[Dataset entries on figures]
:::::
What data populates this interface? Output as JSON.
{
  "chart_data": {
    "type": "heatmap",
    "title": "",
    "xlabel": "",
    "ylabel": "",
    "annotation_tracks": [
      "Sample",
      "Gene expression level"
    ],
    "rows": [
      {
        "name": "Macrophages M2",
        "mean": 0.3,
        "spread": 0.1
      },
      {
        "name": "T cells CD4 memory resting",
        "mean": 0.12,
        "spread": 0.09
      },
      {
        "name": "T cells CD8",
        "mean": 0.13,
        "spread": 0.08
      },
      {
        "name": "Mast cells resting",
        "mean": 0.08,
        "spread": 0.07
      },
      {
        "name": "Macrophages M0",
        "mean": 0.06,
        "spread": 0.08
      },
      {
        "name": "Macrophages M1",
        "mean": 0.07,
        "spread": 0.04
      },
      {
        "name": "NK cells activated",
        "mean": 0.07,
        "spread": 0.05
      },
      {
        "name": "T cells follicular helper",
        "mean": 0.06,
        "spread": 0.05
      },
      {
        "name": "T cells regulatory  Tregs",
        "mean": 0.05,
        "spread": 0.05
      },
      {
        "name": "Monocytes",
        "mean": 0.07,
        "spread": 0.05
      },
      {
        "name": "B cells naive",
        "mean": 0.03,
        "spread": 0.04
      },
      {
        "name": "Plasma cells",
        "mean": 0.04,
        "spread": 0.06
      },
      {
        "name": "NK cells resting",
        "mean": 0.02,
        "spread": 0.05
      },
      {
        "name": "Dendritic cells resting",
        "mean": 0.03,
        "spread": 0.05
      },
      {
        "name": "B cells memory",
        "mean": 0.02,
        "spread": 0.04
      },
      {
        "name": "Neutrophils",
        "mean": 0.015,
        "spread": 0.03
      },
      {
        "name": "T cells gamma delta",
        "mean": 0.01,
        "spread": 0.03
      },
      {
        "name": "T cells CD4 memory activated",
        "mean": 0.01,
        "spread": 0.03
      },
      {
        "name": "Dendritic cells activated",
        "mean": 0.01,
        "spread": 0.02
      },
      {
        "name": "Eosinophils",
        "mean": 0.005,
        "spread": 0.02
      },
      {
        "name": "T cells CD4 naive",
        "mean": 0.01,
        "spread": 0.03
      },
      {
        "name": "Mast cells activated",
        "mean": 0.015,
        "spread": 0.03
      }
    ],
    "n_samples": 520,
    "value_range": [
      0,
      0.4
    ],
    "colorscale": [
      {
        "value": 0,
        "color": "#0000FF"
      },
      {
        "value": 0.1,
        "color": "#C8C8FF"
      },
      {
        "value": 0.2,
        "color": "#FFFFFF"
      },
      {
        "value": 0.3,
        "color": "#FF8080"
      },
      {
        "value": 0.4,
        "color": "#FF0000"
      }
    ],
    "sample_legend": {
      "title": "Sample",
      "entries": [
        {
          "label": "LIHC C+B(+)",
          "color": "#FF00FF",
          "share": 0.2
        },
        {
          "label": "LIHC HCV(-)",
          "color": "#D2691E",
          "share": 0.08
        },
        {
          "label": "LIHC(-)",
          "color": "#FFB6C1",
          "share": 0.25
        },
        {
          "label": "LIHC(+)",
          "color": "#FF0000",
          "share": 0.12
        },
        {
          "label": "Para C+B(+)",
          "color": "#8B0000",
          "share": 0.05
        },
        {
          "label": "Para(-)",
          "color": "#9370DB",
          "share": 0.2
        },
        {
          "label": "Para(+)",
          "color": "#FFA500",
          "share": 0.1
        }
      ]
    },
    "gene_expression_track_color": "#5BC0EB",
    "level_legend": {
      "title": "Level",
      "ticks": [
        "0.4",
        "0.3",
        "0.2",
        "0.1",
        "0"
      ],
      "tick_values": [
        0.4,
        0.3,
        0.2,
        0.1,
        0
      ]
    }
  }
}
:::::
Problem details >> Filter the data above by the word "resting" and copy every line that matches.

Response to this exercise >>
        "name": "T cells CD4 memory resting",
        "name": "Mast cells resting",
        "name": "NK cells resting",
        "name": "Dendritic cells resting",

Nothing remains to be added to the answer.